-- Extract provided start --

Internationally renowned energy expert and public speaker, Dr Scott Tinker, in conversation with GEO ExPro Editor in Chief, Iain Brown, about the future of energy in a transitioning world.

Q&A with Internationally renowned energy expert and public speaker, Dr Scott Tinker.

Negative public opinion and the accelerating climate emergency create significant challenges for the oil and gas industry. Do you see an effective way to communicate to the public how fossil fuels are part of the transition to cleaner energy?

You use some interesting words like climate emergency, cleaner energy and energy transition. Words matter a lot and we must define them. Clean is a fascinating word. I think if we were to ask a global sample of people, we would get a lot of different definitions. In Western Europe and the US, many take it to mean, almost exclusively, CO2 and methane emissions. But around the world, people in emerging and developing economies understand that the land, air and water are also vital to a clean environment, human health, and of course the health of all species on Earth. So clean is not just greenhouse gases. It’s the four pillars of atmosphere, land, air and water.

  • Scott meeting Masai children in Ethiopia. Credit: Harry Lynch.

When people in Western Europe and the US think about clean energy they think solar, wind and electric vehicles. Governments are mandating and massively subsidising these now. So to approach people indoctrinated in this type of clean energy thinking, I try to broaden the conversation and ask if they think that mining is clean? That usually provokes the response, “Well, no, of course not, mining isn’t clean, it’s a dirty process.” So, I ask if dumping chemicals, batteries, and other materials into landfills is clean? Or large-scale chemical manufacturing or metals production? “No, that’s not clean.”

-- Extract provided end --

▶ Problems and tasks:
A – Answer these questions about the Scott Tinker interview:
(i) Who is Dr Scott Tinker in conversation with?
(ii) What are the four pillars Tinker names as making up "clean"?
(iii) In which country does the caption place Scott meeting Masai children?
B – Proceed with the Scott Tinker interview on clean energy, picking up right after its final sentence.

-- Data lines start --

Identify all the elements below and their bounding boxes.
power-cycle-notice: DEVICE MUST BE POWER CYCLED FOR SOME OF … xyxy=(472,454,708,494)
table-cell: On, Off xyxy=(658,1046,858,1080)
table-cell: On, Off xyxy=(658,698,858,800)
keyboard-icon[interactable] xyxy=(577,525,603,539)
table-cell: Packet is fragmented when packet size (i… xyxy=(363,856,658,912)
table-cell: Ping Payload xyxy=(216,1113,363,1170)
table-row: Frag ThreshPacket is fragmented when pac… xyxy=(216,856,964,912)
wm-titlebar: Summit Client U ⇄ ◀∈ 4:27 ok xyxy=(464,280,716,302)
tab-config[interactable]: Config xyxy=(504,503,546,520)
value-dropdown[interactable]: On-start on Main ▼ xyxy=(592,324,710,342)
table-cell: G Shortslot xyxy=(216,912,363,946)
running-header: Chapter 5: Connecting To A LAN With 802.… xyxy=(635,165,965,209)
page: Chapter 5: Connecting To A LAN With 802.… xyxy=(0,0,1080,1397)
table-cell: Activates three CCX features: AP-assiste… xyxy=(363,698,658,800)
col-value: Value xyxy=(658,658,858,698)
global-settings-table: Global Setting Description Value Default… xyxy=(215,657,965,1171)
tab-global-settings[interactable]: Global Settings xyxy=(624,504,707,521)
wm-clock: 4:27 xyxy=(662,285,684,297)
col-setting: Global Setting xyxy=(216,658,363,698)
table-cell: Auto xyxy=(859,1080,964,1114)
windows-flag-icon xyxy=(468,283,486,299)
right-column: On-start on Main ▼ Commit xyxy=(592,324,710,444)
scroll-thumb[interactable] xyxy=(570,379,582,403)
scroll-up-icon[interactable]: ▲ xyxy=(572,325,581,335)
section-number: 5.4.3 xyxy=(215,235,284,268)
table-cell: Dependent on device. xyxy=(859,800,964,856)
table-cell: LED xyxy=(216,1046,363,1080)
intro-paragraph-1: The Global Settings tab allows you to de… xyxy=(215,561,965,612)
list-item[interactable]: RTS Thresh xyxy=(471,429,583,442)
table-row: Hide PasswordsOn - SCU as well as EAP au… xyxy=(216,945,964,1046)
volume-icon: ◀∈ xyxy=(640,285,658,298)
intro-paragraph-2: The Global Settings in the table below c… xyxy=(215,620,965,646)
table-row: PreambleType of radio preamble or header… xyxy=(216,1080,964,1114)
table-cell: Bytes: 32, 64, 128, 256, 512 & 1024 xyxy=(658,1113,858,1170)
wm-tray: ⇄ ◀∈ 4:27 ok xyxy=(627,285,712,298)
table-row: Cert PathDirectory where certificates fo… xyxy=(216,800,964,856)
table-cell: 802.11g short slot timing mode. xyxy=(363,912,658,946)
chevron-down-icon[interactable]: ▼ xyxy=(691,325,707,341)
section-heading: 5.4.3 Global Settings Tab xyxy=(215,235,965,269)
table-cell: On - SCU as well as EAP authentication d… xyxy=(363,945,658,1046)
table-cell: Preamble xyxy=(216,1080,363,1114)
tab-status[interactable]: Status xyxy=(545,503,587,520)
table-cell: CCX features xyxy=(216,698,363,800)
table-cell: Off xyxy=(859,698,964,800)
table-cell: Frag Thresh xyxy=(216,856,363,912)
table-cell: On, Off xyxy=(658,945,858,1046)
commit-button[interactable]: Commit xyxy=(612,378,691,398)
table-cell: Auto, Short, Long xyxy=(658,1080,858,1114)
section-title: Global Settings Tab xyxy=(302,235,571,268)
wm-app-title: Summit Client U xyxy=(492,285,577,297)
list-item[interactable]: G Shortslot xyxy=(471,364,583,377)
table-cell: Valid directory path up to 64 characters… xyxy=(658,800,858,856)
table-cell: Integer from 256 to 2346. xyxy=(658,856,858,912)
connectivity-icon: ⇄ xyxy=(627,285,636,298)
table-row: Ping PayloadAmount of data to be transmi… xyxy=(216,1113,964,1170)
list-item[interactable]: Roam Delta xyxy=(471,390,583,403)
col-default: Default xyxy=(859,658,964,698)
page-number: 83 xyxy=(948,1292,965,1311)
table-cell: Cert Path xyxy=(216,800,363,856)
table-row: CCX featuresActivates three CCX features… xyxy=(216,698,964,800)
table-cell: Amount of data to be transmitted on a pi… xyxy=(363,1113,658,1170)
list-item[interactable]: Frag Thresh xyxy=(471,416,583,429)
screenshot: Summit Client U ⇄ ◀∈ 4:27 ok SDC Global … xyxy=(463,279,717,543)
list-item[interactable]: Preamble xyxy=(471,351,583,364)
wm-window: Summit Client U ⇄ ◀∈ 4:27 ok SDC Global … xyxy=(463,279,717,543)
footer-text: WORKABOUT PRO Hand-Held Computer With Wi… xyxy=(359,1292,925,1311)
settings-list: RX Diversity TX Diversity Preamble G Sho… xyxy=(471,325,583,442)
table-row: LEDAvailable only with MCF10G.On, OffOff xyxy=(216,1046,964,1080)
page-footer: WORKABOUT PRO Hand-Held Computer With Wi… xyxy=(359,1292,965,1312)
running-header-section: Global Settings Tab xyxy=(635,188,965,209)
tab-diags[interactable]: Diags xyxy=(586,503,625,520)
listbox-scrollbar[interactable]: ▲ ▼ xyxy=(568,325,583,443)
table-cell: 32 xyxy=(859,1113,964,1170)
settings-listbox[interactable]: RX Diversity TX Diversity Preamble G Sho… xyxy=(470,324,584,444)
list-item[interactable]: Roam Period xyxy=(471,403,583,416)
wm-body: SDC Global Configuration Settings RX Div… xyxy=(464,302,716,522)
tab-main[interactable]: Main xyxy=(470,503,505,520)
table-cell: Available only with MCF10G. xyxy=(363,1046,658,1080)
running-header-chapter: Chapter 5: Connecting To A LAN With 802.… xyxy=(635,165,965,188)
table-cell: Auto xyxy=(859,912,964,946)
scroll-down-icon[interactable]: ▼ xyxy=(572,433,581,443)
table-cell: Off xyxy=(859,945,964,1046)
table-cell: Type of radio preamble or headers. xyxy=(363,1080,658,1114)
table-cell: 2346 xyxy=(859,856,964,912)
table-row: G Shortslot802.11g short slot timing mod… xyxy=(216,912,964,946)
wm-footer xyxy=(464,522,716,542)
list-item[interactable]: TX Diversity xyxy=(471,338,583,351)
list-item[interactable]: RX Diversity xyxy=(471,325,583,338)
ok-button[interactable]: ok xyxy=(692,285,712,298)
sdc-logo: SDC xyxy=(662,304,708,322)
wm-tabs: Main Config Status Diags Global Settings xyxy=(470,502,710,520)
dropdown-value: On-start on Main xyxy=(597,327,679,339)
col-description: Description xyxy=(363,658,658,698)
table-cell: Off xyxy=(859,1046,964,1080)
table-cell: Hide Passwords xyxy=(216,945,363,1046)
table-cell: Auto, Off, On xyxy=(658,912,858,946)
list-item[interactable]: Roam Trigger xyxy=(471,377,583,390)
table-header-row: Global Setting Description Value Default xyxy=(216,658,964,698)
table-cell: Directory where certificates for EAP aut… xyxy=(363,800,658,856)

-- Data lines end --

▶ Responses for each task:
A –
(i) Iain Brown, Editor in Chief of GEO ExPro.
(ii) Atmosphere, land, air and water.
(iii) Ethiopia.

B –
Then I ask if electric vehicles are clean? The usual response is, “Of course, they’re zero emission!” So I ask what the fuel that runs electric vehicles is? A battery, which was mined, manufactured and eventually (despite some limited recycling) dumped back in the earth. Suddenly, we’re having a different conversation about the land and the water and the atmosphere. And the definition of clean.

I think it’s important, because they know I’m concerned about climate. Just not exclusively. So, as we think about a clean energy transition, we need to think about all four pillars of the environment. It’s a very important critical thinking, communication challenge. I speak to young people all over the world, including recently to a private girls’ school in London.

They are smart, and curious. I push them to think critically, beyond ‘clean and dirty, good and bad’. Beyond a binary conversation. Communication starts this way, a few minds at a time. And broadens through their social networks.

I think people are interested in science, so it’s incumbent upon us to talk in schools, to civic gatherings, scout troops and church groups and begin to expand the education. Most of the people I encounter are ready to learn. Some don’t like everything I tell them, but they say, “Well, you’re showing all this data, and you have references for everything, so I’m going to look that up.” That’s what science is about. Questioning. Hypothesising. Experimenting. Testing. Never settled. Always more to learn.

Much of the world has been brought out of general extreme poverty, because of the availability of cheap energy. If we suddenly decide that we should not use hydrocarbons anymore, that’s a decision that can be made, but there are consequences to go with it. That is something that many young people, who are very concerned about climate change, don’t seem to fully grasp.

Let’s not challenge that directly, but suggest instead that if we eliminate hydrocarbons we’re likely to harm the world’s environment. And they’re going to think, “What? What are you smoking?” And then you explain that the data show that the cleanest air in the world is in the most economically rich countries. Same for the cleanest water, which you can drink from the tap, and the cleanest soils. I don’t drink water from the tap in most of the 60 countries I’ve been fortunate to visit, for good reason. And the soils are often polluted and the air is bad. Poor countries simply cannot afford to invest in the environment. They have other more pressing challenges. Developed, healthy economies invest in the environment and have the regulatory systems to enforce clean-up.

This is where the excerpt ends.